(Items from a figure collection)

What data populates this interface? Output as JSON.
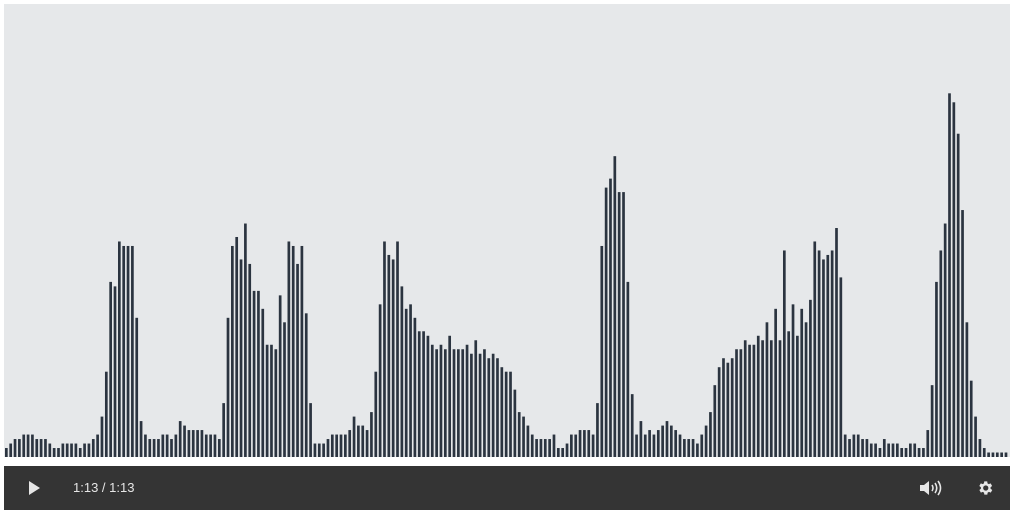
{
  "waveform": {
    "bar_color": "#2b3440",
    "background": "#e6e8ea",
    "levels": [
      0.02,
      0.03,
      0.04,
      0.04,
      0.05,
      0.05,
      0.05,
      0.04,
      0.04,
      0.04,
      0.03,
      0.02,
      0.02,
      0.03,
      0.03,
      0.03,
      0.03,
      0.02,
      0.03,
      0.03,
      0.04,
      0.05,
      0.09,
      0.19,
      0.39,
      0.38,
      0.48,
      0.47,
      0.47,
      0.47,
      0.31,
      0.08,
      0.05,
      0.04,
      0.04,
      0.04,
      0.05,
      0.05,
      0.04,
      0.05,
      0.08,
      0.07,
      0.06,
      0.06,
      0.06,
      0.06,
      0.05,
      0.05,
      0.05,
      0.04,
      0.12,
      0.31,
      0.47,
      0.49,
      0.44,
      0.52,
      0.43,
      0.37,
      0.37,
      0.33,
      0.25,
      0.25,
      0.24,
      0.36,
      0.3,
      0.48,
      0.47,
      0.43,
      0.47,
      0.32,
      0.12,
      0.03,
      0.03,
      0.03,
      0.04,
      0.05,
      0.05,
      0.05,
      0.05,
      0.06,
      0.09,
      0.07,
      0.07,
      0.06,
      0.1,
      0.19,
      0.34,
      0.48,
      0.45,
      0.44,
      0.48,
      0.38,
      0.33,
      0.34,
      0.31,
      0.28,
      0.28,
      0.27,
      0.25,
      0.24,
      0.25,
      0.24,
      0.27,
      0.24,
      0.24,
      0.24,
      0.25,
      0.23,
      0.26,
      0.23,
      0.24,
      0.22,
      0.23,
      0.22,
      0.2,
      0.19,
      0.19,
      0.15,
      0.1,
      0.09,
      0.07,
      0.05,
      0.04,
      0.04,
      0.04,
      0.04,
      0.05,
      0.02,
      0.02,
      0.03,
      0.05,
      0.05,
      0.06,
      0.06,
      0.06,
      0.05,
      0.12,
      0.47,
      0.6,
      0.62,
      0.67,
      0.59,
      0.59,
      0.39,
      0.14,
      0.05,
      0.08,
      0.05,
      0.06,
      0.05,
      0.06,
      0.07,
      0.08,
      0.07,
      0.06,
      0.05,
      0.04,
      0.04,
      0.04,
      0.03,
      0.05,
      0.07,
      0.1,
      0.16,
      0.2,
      0.22,
      0.21,
      0.22,
      0.24,
      0.24,
      0.26,
      0.25,
      0.25,
      0.27,
      0.26,
      0.3,
      0.26,
      0.33,
      0.26,
      0.46,
      0.28,
      0.34,
      0.27,
      0.33,
      0.3,
      0.35,
      0.48,
      0.46,
      0.44,
      0.45,
      0.46,
      0.51,
      0.4,
      0.05,
      0.04,
      0.05,
      0.05,
      0.04,
      0.04,
      0.03,
      0.03,
      0.02,
      0.04,
      0.03,
      0.03,
      0.03,
      0.02,
      0.02,
      0.03,
      0.03,
      0.02,
      0.02,
      0.06,
      0.16,
      0.39,
      0.46,
      0.52,
      0.81,
      0.79,
      0.72,
      0.55,
      0.3,
      0.17,
      0.09,
      0.04,
      0.02,
      0.01,
      0.01,
      0.01,
      0.01,
      0.01
    ]
  },
  "player": {
    "time_text": "1:13 / 1:13",
    "icon_color": "#e6e6e6",
    "icons": {
      "play": "play-icon",
      "volume": "volume-icon",
      "settings": "gear-icon"
    }
  }
}
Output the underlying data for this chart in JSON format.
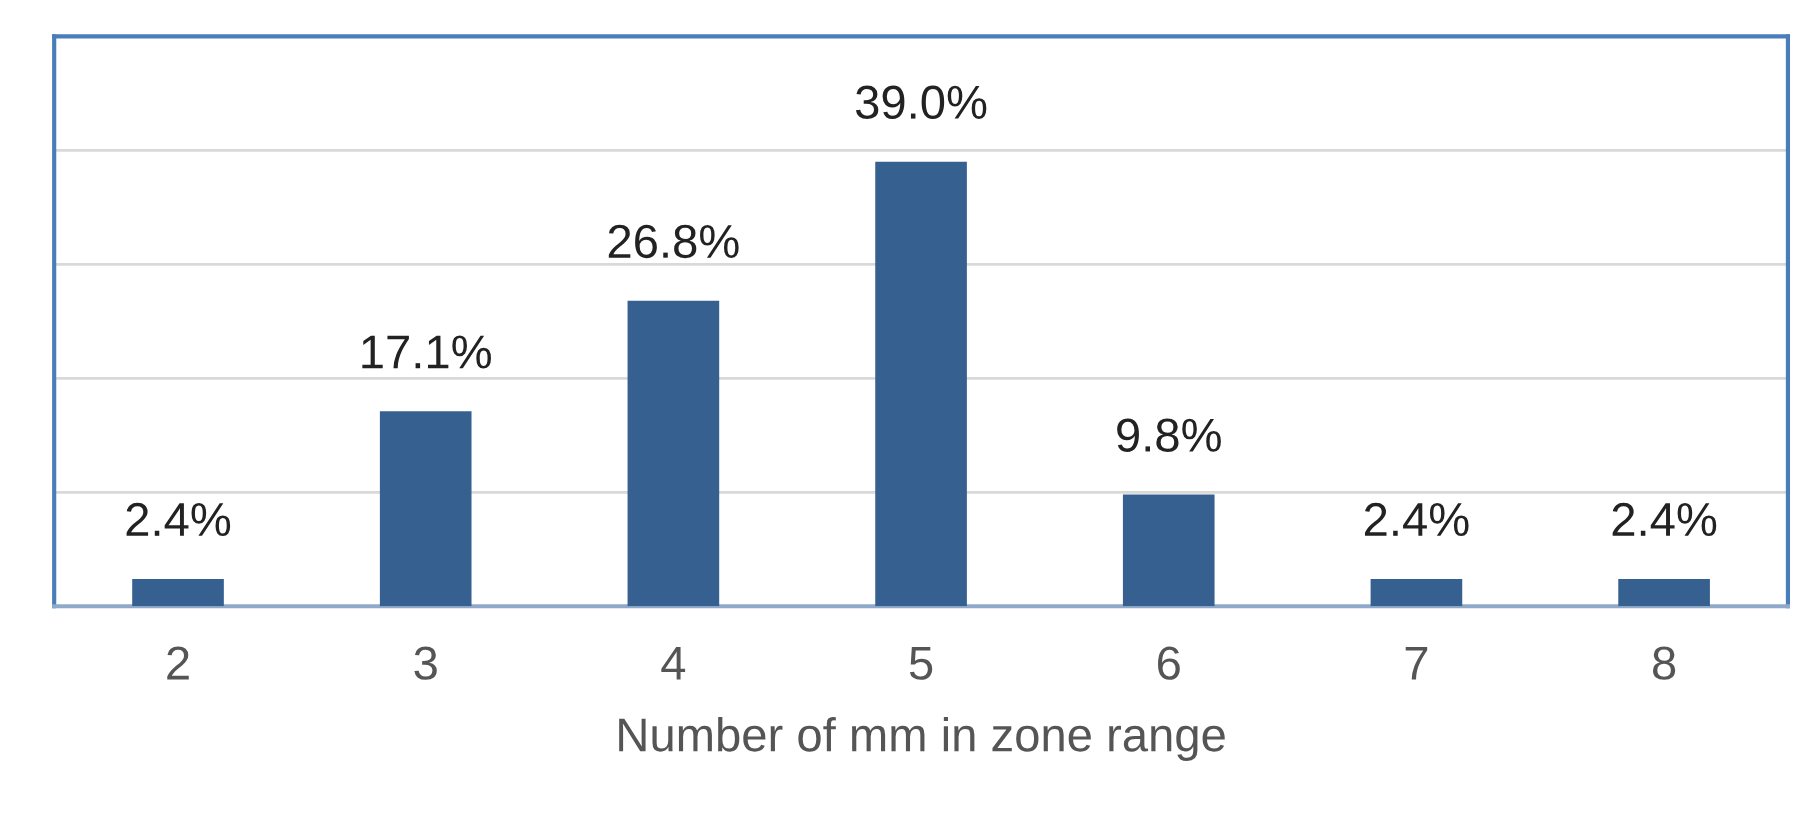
{
  "chart_data": {
    "type": "bar",
    "xlabel": "Number of mm in zone range",
    "categories": [
      "2",
      "3",
      "4",
      "5",
      "6",
      "7",
      "8"
    ],
    "series": [
      {
        "color": "#36608f",
        "values": [
          2.4,
          17.1,
          26.8,
          39.0,
          9.8,
          2.4,
          2.4
        ],
        "value_labels": [
          "2.4%",
          "17.1%",
          "26.8%",
          "39.0%",
          "9.8%",
          "2.4%",
          "2.4%"
        ]
      }
    ],
    "ylim": [
      0,
      50
    ],
    "yticks": [
      {
        "value": 0,
        "label": null
      },
      {
        "value": 10,
        "label": null
      },
      {
        "value": 20,
        "label": null
      },
      {
        "value": 30,
        "label": null
      },
      {
        "value": 40,
        "label": null
      },
      {
        "value": 50,
        "label": null
      }
    ],
    "grid": "y",
    "tick_labels": "x",
    "legend": false
  }
}
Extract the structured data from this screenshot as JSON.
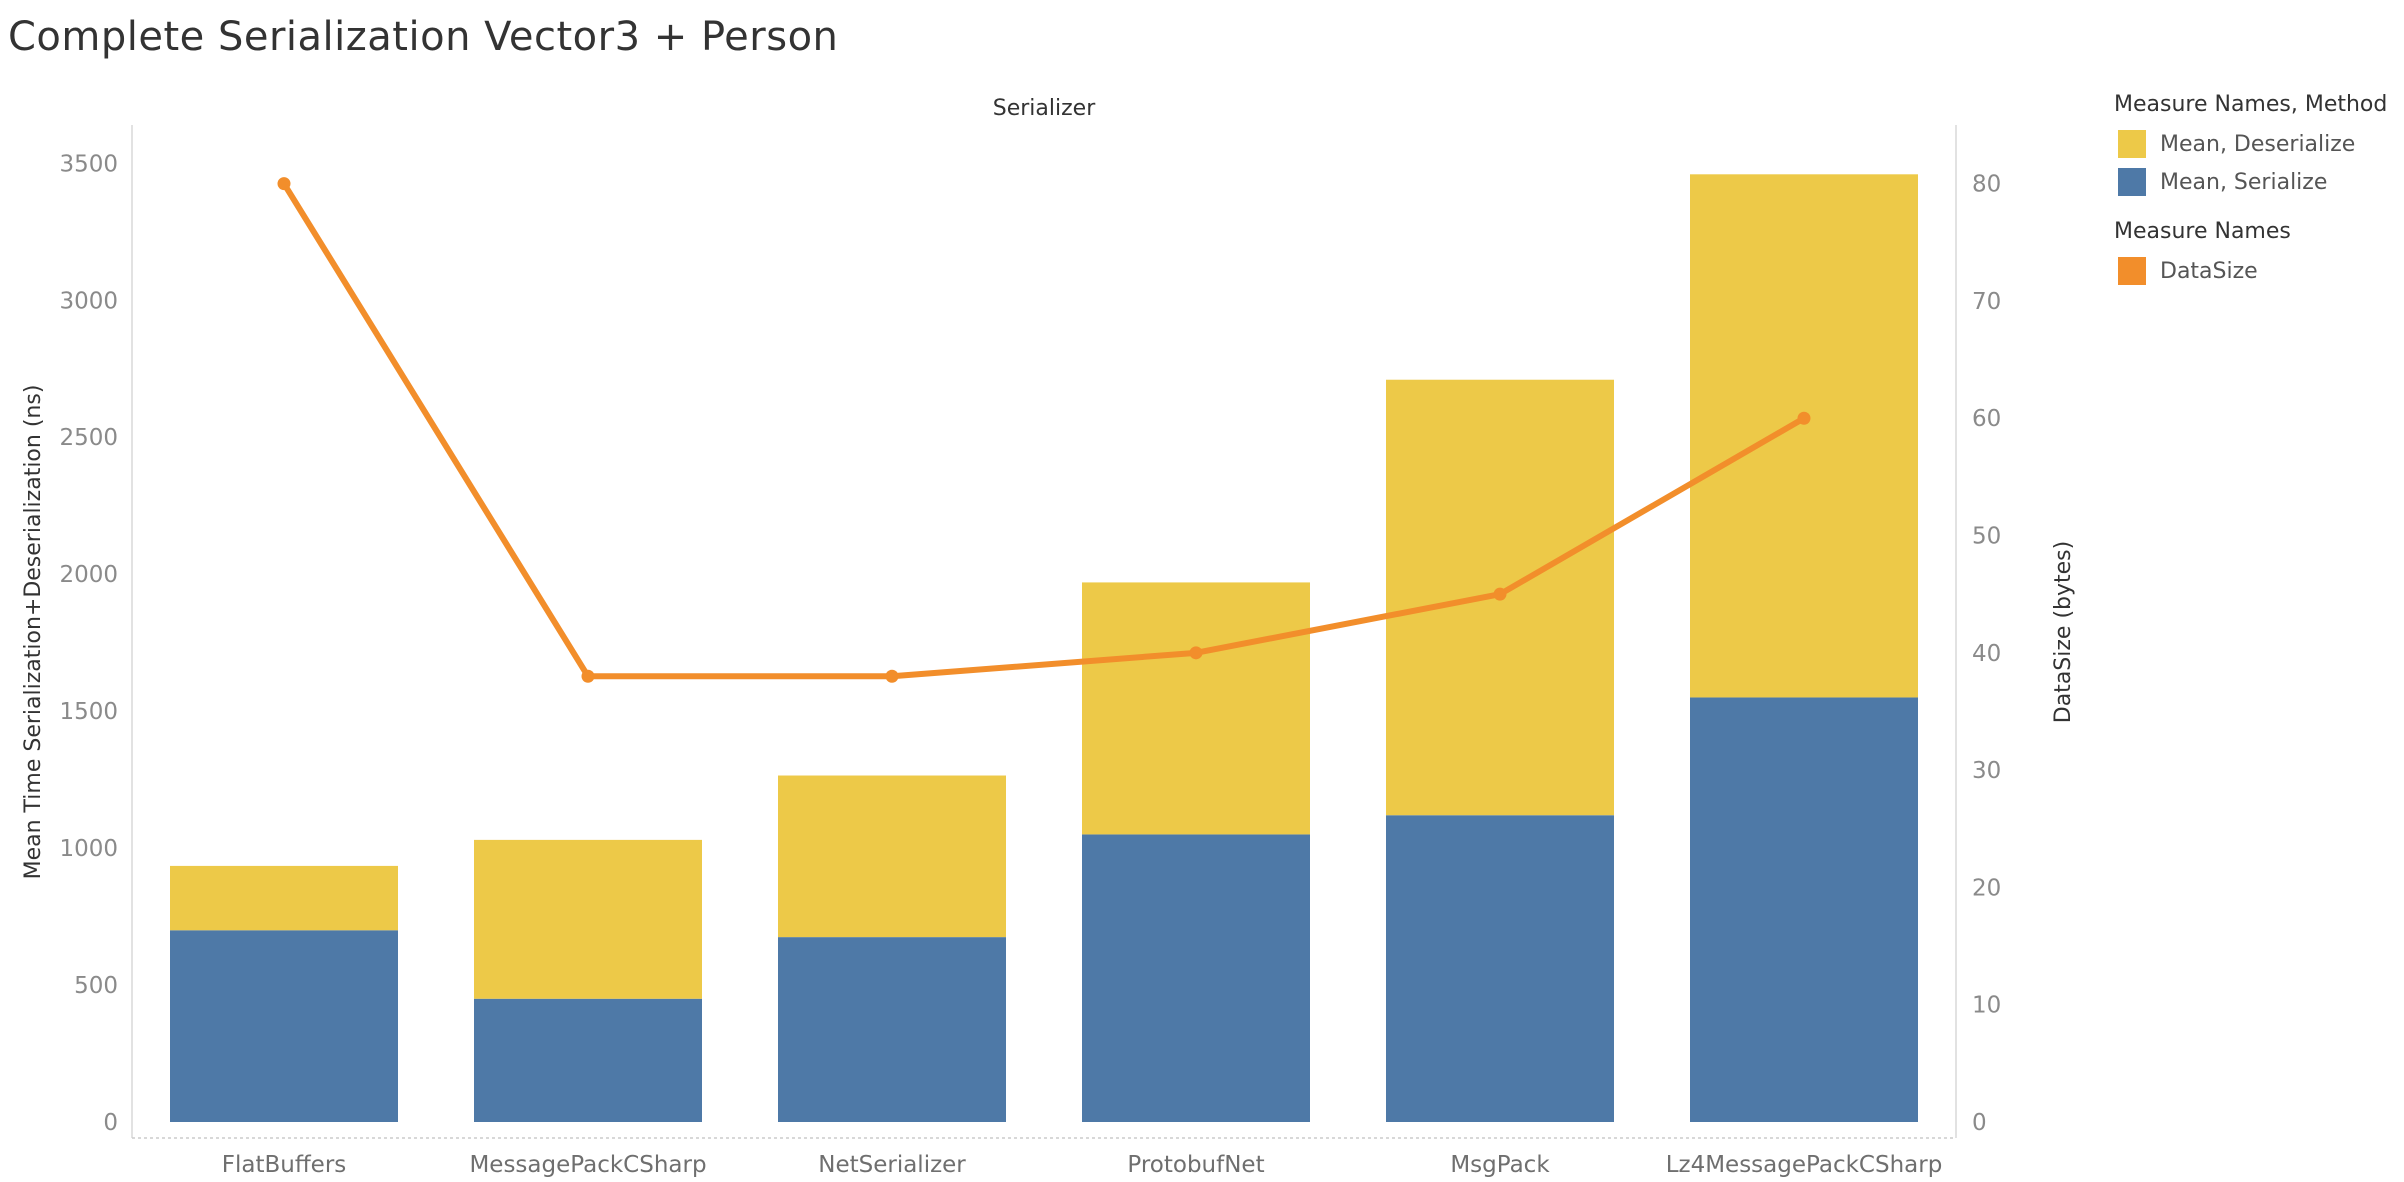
{
  "title": "Complete Serialization Vector3 + Person",
  "chart_data": {
    "type": "bar",
    "stacked": true,
    "panel_title": "Serializer",
    "categories": [
      "FlatBuffers",
      "MessagePackCSharp",
      "NetSerializer",
      "ProtobufNet",
      "MsgPack",
      "Lz4MessagePackCSharp"
    ],
    "series": [
      {
        "name": "Mean, Serialize",
        "values": [
          700,
          450,
          675,
          1050,
          1120,
          1550
        ],
        "color": "#4e79a7",
        "axis": "left"
      },
      {
        "name": "Mean, Deserialize",
        "values": [
          235,
          580,
          590,
          920,
          1590,
          1910
        ],
        "color": "#edc948",
        "axis": "left"
      },
      {
        "name": "DataSize",
        "values": [
          80,
          38,
          38,
          40,
          45,
          60
        ],
        "color": "#f28e2b",
        "type": "line",
        "axis": "right"
      }
    ],
    "ylabel": "Mean Time Serialization+Deserialization (ns)",
    "y2label": "DataSize (bytes)",
    "ylim": [
      0,
      3640
    ],
    "y2lim": [
      0,
      85
    ],
    "yticks": [
      0,
      500,
      1000,
      1500,
      2000,
      2500,
      3000,
      3500
    ],
    "y2ticks": [
      0,
      10,
      20,
      30,
      40,
      50,
      60,
      70,
      80
    ],
    "grid": false,
    "legend": {
      "placement": "right",
      "groups": [
        {
          "title": "Measure Names, Method",
          "items": [
            {
              "label": "Mean, Deserialize",
              "color": "#edc948"
            },
            {
              "label": "Mean, Serialize",
              "color": "#4e79a7"
            }
          ]
        },
        {
          "title": "Measure Names",
          "items": [
            {
              "label": "DataSize",
              "color": "#f28e2b"
            }
          ]
        }
      ]
    }
  }
}
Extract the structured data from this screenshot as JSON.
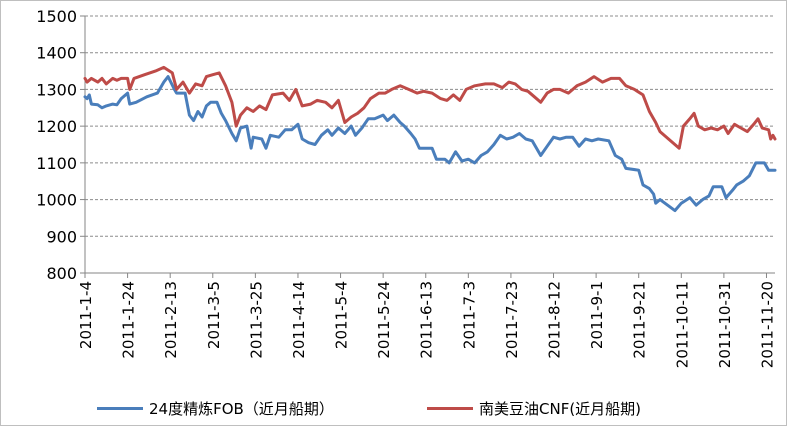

**Exercise**
Output all of the data exactly as it stands, minus any images.

**Answer in full**
What data populates this interface? Output as JSON.
{
  "waveform": {
    "bar_color": "#2b3440",
    "background": "#e6e8ea",
    "levels": [
      0.02,
      0.03,
      0.04,
      0.04,
      0.05,
      0.05,
      0.05,
      0.04,
      0.04,
      0.04,
      0.03,
      0.02,
      0.02,
      0.03,
      0.03,
      0.03,
      0.03,
      0.02,
      0.03,
      0.03,
      0.04,
      0.05,
      0.09,
      0.19,
      0.39,
      0.38,
      0.48,
      0.47,
      0.47,
      0.47,
      0.31,
      0.08,
      0.05,
      0.04,
      0.04,
      0.04,
      0.05,
      0.05,
      0.04,
      0.05,
      0.08,
      0.07,
      0.06,
      0.06,
      0.06,
      0.06,
      0.05,
      0.05,
      0.05,
      0.04,
      0.12,
      0.31,
      0.47,
      0.49,
      0.44,
      0.52,
      0.43,
      0.37,
      0.37,
      0.33,
      0.25,
      0.25,
      0.24,
      0.36,
      0.3,
      0.48,
      0.47,
      0.43,
      0.47,
      0.32,
      0.12,
      0.03,
      0.03,
      0.03,
      0.04,
      0.05,
      0.05,
      0.05,
      0.05,
      0.06,
      0.09,
      0.07,
      0.07,
      0.06,
      0.1,
      0.19,
      0.34,
      0.48,
      0.45,
      0.44,
      0.48,
      0.38,
      0.33,
      0.34,
      0.31,
      0.28,
      0.28,
      0.27,
      0.25,
      0.24,
      0.25,
      0.24,
      0.27,
      0.24,
      0.24,
      0.24,
      0.25,
      0.23,
      0.26,
      0.23,
      0.24,
      0.22,
      0.23,
      0.22,
      0.2,
      0.19,
      0.19,
      0.15,
      0.1,
      0.09,
      0.07,
      0.05,
      0.04,
      0.04,
      0.04,
      0.04,
      0.05,
      0.02,
      0.02,
      0.03,
      0.05,
      0.05,
      0.06,
      0.06,
      0.06,
      0.05,
      0.12,
      0.47,
      0.6,
      0.62,
      0.67,
      0.59,
      0.59,
      0.39,
      0.14,
      0.05,
      0.08,
      0.05,
      0.06,
      0.05,
      0.06,
      0.07,
      0.08,
      0.07,
      0.06,
      0.05,
      0.04,
      0.04,
      0.04,
      0.03,
      0.05,
      0.07,
      0.1,
      0.16,
      0.2,
      0.22,
      0.21,
      0.22,
      0.24,
      0.24,
      0.26,
      0.25,
      0.25,
      0.27,
      0.26,
      0.3,
      0.26,
      0.33,
      0.26,
      0.46,
      0.28,
      0.34,
      0.27,
      0.33,
      0.3,
      0.35,
      0.48,
      0.46,
      0.44,
      0.45,
      0.46,
      0.51,
      0.4,
      0.05,
      0.04,
      0.05,
      0.05,
      0.04,
      0.04,
      0.03,
      0.03,
      0.02,
      0.04,
      0.03,
      0.03,
      0.03,
      0.02,
      0.02,
      0.03,
      0.03,
      0.02,
      0.02,
      0.06,
      0.16,
      0.39,
      0.46,
      0.52,
      0.81,
      0.79,
      0.72,
      0.55,
      0.3,
      0.17,
      0.09,
      0.04,
      0.02,
      0.01,
      0.01,
      0.01,
      0.01,
      0.01
    ]
  },
  "player": {
    "time_text": "1:13 / 1:13",
    "icon_color": "#e6e6e6",
    "icons": {
      "play": "play-icon",
      "volume": "volume-icon",
      "settings": "gear-icon"
    }
  }
}
Output the underlying data for this chart in JSON format.
{
  "chart_data": {
    "type": "bar",
    "xlabel": "Number of mm in zone range",
    "categories": [
      "2",
      "3",
      "4",
      "5",
      "6",
      "7",
      "8"
    ],
    "series": [
      {
        "color": "#36608f",
        "values": [
          2.4,
          17.1,
          26.8,
          39.0,
          9.8,
          2.4,
          2.4
        ],
        "value_labels": [
          "2.4%",
          "17.1%",
          "26.8%",
          "39.0%",
          "9.8%",
          "2.4%",
          "2.4%"
        ]
      }
    ],
    "ylim": [
      0,
      50
    ],
    "yticks": [
      {
        "value": 0,
        "label": null
      },
      {
        "value": 10,
        "label": null
      },
      {
        "value": 20,
        "label": null
      },
      {
        "value": 30,
        "label": null
      },
      {
        "value": 40,
        "label": null
      },
      {
        "value": 50,
        "label": null
      }
    ],
    "grid": "y",
    "tick_labels": "x",
    "legend": false
  }
}
Extract the structured data from this screenshot as JSON.
{
  "title": "Complete Serialization Vector3 + Person",
  "chart_data": {
    "type": "bar",
    "stacked": true,
    "panel_title": "Serializer",
    "categories": [
      "FlatBuffers",
      "MessagePackCSharp",
      "NetSerializer",
      "ProtobufNet",
      "MsgPack",
      "Lz4MessagePackCSharp"
    ],
    "series": [
      {
        "name": "Mean, Serialize",
        "values": [
          700,
          450,
          675,
          1050,
          1120,
          1550
        ],
        "color": "#4e79a7",
        "axis": "left"
      },
      {
        "name": "Mean, Deserialize",
        "values": [
          235,
          580,
          590,
          920,
          1590,
          1910
        ],
        "color": "#edc948",
        "axis": "left"
      },
      {
        "name": "DataSize",
        "values": [
          80,
          38,
          38,
          40,
          45,
          60
        ],
        "color": "#f28e2b",
        "type": "line",
        "axis": "right"
      }
    ],
    "ylabel": "Mean Time Serialization+Deserialization (ns)",
    "y2label": "DataSize (bytes)",
    "ylim": [
      0,
      3640
    ],
    "y2lim": [
      0,
      85
    ],
    "yticks": [
      0,
      500,
      1000,
      1500,
      2000,
      2500,
      3000,
      3500
    ],
    "y2ticks": [
      0,
      10,
      20,
      30,
      40,
      50,
      60,
      70,
      80
    ],
    "grid": false,
    "legend": {
      "placement": "right",
      "groups": [
        {
          "title": "Measure Names, Method",
          "items": [
            {
              "label": "Mean, Deserialize",
              "color": "#edc948"
            },
            {
              "label": "Mean, Serialize",
              "color": "#4e79a7"
            }
          ]
        },
        {
          "title": "Measure Names",
          "items": [
            {
              "label": "DataSize",
              "color": "#f28e2b"
            }
          ]
        }
      ]
    }
  }
}
Extract the structured data from this screenshot as JSON.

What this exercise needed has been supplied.